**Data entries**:
──────
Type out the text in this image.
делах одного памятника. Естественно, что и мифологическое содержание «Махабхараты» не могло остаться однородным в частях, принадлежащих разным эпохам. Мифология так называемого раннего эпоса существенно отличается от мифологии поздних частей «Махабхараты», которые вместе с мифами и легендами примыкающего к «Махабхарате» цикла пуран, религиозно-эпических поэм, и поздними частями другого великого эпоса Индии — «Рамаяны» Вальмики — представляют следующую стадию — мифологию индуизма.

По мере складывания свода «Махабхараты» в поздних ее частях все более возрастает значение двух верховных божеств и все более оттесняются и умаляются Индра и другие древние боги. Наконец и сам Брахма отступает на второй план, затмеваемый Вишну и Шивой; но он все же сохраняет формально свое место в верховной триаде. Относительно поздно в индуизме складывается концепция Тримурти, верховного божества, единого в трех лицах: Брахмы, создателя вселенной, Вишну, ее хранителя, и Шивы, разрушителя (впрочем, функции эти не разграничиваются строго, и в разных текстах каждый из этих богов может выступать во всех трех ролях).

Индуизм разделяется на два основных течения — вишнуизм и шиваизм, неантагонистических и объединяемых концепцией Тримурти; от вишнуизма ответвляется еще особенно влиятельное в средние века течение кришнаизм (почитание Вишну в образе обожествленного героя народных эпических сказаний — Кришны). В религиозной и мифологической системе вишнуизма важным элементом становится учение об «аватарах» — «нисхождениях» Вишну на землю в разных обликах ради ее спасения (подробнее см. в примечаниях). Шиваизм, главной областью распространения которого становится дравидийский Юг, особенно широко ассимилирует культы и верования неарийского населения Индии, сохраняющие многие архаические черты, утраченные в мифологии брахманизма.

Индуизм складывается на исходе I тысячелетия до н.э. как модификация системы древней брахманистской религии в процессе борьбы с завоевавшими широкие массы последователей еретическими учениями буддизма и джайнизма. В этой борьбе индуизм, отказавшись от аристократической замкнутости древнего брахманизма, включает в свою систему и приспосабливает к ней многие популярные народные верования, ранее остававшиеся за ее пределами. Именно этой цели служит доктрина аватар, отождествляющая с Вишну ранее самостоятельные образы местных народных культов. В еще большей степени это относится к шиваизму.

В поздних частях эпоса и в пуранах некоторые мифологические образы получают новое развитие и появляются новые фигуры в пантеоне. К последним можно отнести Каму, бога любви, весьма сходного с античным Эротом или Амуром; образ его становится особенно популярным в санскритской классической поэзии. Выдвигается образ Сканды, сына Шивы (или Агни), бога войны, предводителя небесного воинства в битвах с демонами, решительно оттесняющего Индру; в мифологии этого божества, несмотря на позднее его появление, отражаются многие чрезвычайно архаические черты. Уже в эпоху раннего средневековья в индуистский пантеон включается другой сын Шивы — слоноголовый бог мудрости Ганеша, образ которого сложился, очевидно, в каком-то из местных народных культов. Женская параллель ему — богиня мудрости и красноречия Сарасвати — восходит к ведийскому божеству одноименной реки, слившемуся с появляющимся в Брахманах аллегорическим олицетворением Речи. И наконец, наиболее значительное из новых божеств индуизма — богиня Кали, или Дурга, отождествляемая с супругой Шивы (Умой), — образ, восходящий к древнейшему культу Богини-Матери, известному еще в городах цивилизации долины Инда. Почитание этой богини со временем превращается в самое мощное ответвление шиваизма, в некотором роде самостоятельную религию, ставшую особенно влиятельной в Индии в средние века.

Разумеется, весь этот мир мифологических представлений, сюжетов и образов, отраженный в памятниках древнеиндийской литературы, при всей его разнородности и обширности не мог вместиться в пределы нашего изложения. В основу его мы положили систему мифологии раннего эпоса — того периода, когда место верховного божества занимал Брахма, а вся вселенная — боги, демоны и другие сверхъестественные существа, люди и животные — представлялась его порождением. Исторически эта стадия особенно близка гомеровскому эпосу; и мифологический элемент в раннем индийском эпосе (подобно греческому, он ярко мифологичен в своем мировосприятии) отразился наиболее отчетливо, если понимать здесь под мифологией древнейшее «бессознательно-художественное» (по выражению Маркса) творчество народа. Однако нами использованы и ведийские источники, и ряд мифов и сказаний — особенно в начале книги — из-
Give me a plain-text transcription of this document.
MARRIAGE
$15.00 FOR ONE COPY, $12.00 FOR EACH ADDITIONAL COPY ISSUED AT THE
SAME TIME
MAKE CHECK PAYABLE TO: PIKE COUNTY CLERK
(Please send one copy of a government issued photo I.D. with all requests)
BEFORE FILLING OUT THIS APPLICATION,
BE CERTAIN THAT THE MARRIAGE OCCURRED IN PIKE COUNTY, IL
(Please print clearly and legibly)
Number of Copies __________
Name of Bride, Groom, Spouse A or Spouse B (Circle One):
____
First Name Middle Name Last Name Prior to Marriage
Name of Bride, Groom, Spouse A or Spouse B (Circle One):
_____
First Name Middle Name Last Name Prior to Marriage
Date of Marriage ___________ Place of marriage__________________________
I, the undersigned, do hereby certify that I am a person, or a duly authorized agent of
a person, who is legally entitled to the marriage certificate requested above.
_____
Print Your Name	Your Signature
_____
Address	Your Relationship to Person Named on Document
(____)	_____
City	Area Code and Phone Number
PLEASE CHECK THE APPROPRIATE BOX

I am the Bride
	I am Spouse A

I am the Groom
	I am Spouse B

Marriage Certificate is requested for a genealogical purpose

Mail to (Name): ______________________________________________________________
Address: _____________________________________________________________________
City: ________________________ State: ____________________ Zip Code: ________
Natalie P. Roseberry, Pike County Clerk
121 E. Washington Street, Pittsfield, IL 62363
──────
Extract, from the listing above, every line where the string "City" occurs.

City	Area Code and Phone Number
City: ________________________ State: ____________________ Zip Code: ________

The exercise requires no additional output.